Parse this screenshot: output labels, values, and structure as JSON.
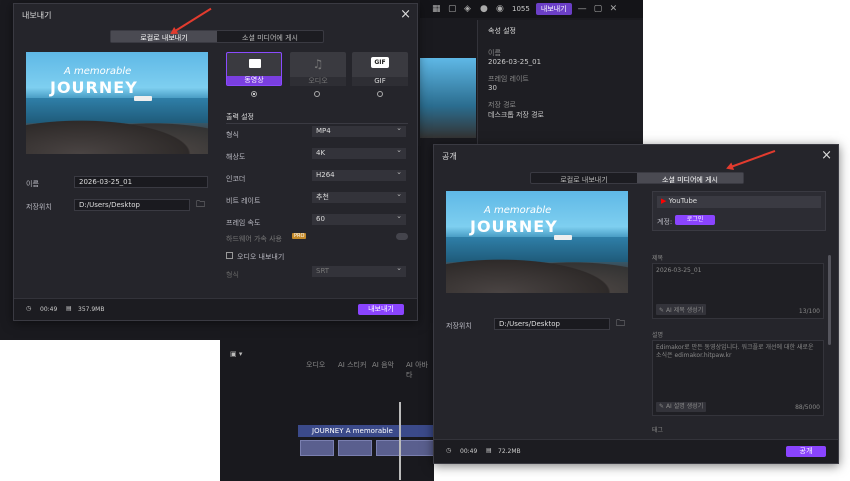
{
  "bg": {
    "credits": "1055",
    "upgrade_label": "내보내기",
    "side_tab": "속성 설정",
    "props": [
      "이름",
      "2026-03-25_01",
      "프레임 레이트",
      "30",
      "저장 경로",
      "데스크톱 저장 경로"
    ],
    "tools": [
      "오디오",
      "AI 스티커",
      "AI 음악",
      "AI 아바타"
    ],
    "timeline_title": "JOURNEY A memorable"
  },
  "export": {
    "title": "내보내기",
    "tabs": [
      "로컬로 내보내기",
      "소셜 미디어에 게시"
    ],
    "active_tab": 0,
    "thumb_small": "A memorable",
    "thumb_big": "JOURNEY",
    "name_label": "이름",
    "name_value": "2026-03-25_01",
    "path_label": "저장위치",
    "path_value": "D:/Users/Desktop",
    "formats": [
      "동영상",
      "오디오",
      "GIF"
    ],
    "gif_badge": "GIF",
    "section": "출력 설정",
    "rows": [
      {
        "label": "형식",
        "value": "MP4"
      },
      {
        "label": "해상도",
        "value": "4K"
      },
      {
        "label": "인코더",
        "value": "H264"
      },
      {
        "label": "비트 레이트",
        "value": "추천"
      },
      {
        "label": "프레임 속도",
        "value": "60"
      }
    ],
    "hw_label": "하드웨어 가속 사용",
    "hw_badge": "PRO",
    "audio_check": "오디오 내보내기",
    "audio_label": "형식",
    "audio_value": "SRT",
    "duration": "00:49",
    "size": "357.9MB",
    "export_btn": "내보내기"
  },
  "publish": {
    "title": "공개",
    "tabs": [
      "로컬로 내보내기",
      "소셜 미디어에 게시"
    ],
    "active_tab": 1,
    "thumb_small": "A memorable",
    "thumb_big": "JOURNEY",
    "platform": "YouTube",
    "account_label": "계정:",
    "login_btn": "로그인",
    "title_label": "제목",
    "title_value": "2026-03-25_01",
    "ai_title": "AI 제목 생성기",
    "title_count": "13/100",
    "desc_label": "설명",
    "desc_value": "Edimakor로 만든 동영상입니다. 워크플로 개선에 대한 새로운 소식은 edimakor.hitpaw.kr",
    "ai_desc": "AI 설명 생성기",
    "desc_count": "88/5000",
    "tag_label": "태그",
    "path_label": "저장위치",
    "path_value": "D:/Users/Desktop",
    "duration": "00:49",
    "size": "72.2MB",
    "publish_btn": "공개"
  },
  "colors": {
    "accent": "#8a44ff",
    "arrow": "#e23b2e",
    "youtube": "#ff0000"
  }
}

* * * * *

■ Written request ■
Quote the entries above word for word. Leave the images out.

■ Task output ■
Parse this screenshot: output labels, values, and structure as JSON.
{
  "bg": {
    "credits": "1055",
    "upgrade_label": "내보내기",
    "side_tab": "속성 설정",
    "props": [
      "이름",
      "2026-03-25_01",
      "프레임 레이트",
      "30",
      "저장 경로",
      "데스크톱 저장 경로"
    ],
    "tools": [
      "오디오",
      "AI 스티커",
      "AI 음악",
      "AI 아바타"
    ],
    "timeline_title": "JOURNEY A memorable"
  },
  "export": {
    "title": "내보내기",
    "tabs": [
      "로컬로 내보내기",
      "소셜 미디어에 게시"
    ],
    "active_tab": 0,
    "thumb_small": "A memorable",
    "thumb_big": "JOURNEY",
    "name_label": "이름",
    "name_value": "2026-03-25_01",
    "path_label": "저장위치",
    "path_value": "D:/Users/Desktop",
    "formats": [
      "동영상",
      "오디오",
      "GIF"
    ],
    "gif_badge": "GIF",
    "section": "출력 설정",
    "rows": [
      {
        "label": "형식",
        "value": "MP4"
      },
      {
        "label": "해상도",
        "value": "4K"
      },
      {
        "label": "인코더",
        "value": "H264"
      },
      {
        "label": "비트 레이트",
        "value": "추천"
      },
      {
        "label": "프레임 속도",
        "value": "60"
      }
    ],
    "hw_label": "하드웨어 가속 사용",
    "hw_badge": "PRO",
    "audio_check": "오디오 내보내기",
    "audio_label": "형식",
    "audio_value": "SRT",
    "duration": "00:49",
    "size": "357.9MB",
    "export_btn": "내보내기"
  },
  "publish": {
    "title": "공개",
    "tabs": [
      "로컬로 내보내기",
      "소셜 미디어에 게시"
    ],
    "active_tab": 1,
    "thumb_small": "A memorable",
    "thumb_big": "JOURNEY",
    "platform": "YouTube",
    "account_label": "계정:",
    "login_btn": "로그인",
    "title_label": "제목",
    "title_value": "2026-03-25_01",
    "ai_title": "AI 제목 생성기",
    "title_count": "13/100",
    "desc_label": "설명",
    "desc_value": "Edimakor로 만든 동영상입니다. 워크플로 개선에 대한 새로운 소식은 edimakor.hitpaw.kr",
    "ai_desc": "AI 설명 생성기",
    "desc_count": "88/5000",
    "tag_label": "태그",
    "path_label": "저장위치",
    "path_value": "D:/Users/Desktop",
    "duration": "00:49",
    "size": "72.2MB",
    "publish_btn": "공개"
  },
  "colors": {
    "accent": "#8a44ff",
    "arrow": "#e23b2e",
    "youtube": "#ff0000"
  }
}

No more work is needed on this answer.